* [EXERCISE GOAL]: Leave out the pictures and copy each record below exactly.

═══

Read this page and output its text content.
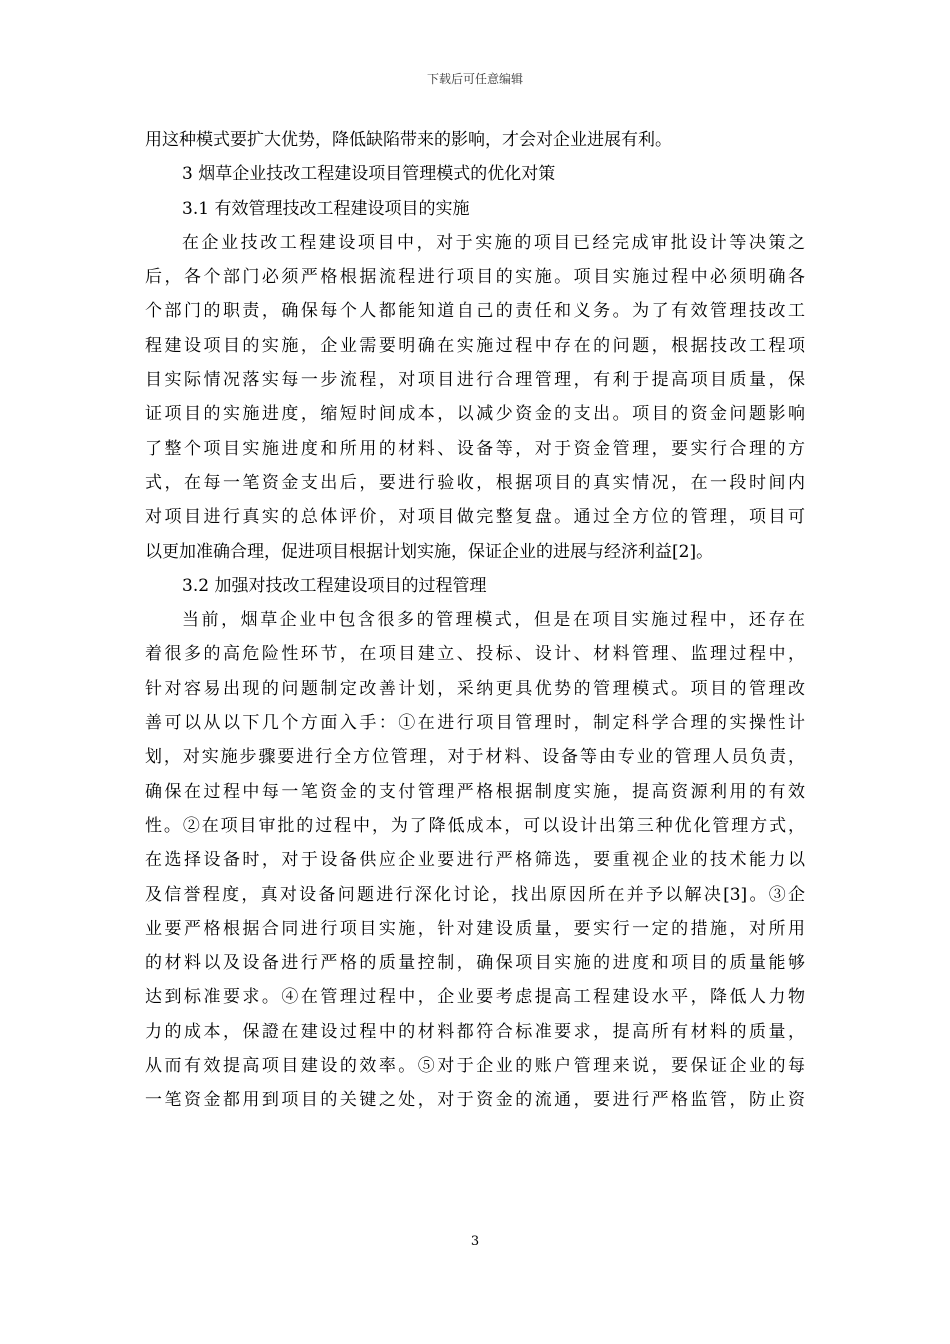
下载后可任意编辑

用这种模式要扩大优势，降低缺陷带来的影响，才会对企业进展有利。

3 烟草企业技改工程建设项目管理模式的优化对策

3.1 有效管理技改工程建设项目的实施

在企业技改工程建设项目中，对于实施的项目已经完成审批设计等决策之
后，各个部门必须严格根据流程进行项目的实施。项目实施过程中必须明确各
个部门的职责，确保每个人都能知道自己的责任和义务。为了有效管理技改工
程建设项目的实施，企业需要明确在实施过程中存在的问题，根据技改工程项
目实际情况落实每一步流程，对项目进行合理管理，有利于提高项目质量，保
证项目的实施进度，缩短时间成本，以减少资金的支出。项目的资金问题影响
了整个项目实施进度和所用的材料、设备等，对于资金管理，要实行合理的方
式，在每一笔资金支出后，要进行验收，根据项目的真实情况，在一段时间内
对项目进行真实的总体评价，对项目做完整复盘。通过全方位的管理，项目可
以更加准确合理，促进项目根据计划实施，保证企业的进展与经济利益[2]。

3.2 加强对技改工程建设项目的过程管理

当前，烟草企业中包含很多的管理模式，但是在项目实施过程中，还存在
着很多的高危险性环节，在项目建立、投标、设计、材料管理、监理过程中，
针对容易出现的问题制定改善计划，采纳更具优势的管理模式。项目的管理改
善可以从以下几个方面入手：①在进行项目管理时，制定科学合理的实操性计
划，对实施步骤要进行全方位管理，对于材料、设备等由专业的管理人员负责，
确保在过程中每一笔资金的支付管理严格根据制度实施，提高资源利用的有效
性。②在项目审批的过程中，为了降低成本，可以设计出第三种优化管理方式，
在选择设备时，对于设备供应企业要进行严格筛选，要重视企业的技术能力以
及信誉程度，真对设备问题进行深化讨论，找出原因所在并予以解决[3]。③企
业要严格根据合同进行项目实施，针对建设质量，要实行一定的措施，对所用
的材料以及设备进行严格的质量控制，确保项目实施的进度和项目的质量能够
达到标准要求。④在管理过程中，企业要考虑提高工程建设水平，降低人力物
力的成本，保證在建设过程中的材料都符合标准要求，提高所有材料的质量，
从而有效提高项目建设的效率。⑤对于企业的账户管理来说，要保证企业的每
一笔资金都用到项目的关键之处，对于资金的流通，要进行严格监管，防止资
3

═══

* [IN RESPONSE]:
Read this page and output its text content.
下载后可任意编辑

用这种模式要扩大优势，降低缺陷带来的影响，才会对企业进展有利。

3 烟草企业技改工程建设项目管理模式的优化对策

3.1 有效管理技改工程建设项目的实施

在企业技改工程建设项目中，对于实施的项目已经完成审批设计等决策之
后，各个部门必须严格根据流程进行项目的实施。项目实施过程中必须明确各
个部门的职责，确保每个人都能知道自己的责任和义务。为了有效管理技改工
程建设项目的实施，企业需要明确在实施过程中存在的问题，根据技改工程项
目实际情况落实每一步流程，对项目进行合理管理，有利于提高项目质量，保
证项目的实施进度，缩短时间成本，以减少资金的支出。项目的资金问题影响
了整个项目实施进度和所用的材料、设备等，对于资金管理，要实行合理的方
式，在每一笔资金支出后，要进行验收，根据项目的真实情况，在一段时间内
对项目进行真实的总体评价，对项目做完整复盘。通过全方位的管理，项目可
以更加准确合理，促进项目根据计划实施，保证企业的进展与经济利益[2]。

3.2 加强对技改工程建设项目的过程管理

当前，烟草企业中包含很多的管理模式，但是在项目实施过程中，还存在
着很多的高危险性环节，在项目建立、投标、设计、材料管理、监理过程中，
针对容易出现的问题制定改善计划，采纳更具优势的管理模式。项目的管理改
善可以从以下几个方面入手：①在进行项目管理时，制定科学合理的实操性计
划，对实施步骤要进行全方位管理，对于材料、设备等由专业的管理人员负责，
确保在过程中每一笔资金的支付管理严格根据制度实施，提高资源利用的有效
性。②在项目审批的过程中，为了降低成本，可以设计出第三种优化管理方式，
在选择设备时，对于设备供应企业要进行严格筛选，要重视企业的技术能力以
及信誉程度，真对设备问题进行深化讨论，找出原因所在并予以解决[3]。③企
业要严格根据合同进行项目实施，针对建设质量，要实行一定的措施，对所用
的材料以及设备进行严格的质量控制，确保项目实施的进度和项目的质量能够
达到标准要求。④在管理过程中，企业要考虑提高工程建设水平，降低人力物
力的成本，保證在建设过程中的材料都符合标准要求，提高所有材料的质量，
从而有效提高项目建设的效率。⑤对于企业的账户管理来说，要保证企业的每
一笔资金都用到项目的关键之处，对于资金的流通，要进行严格监管，防止资
3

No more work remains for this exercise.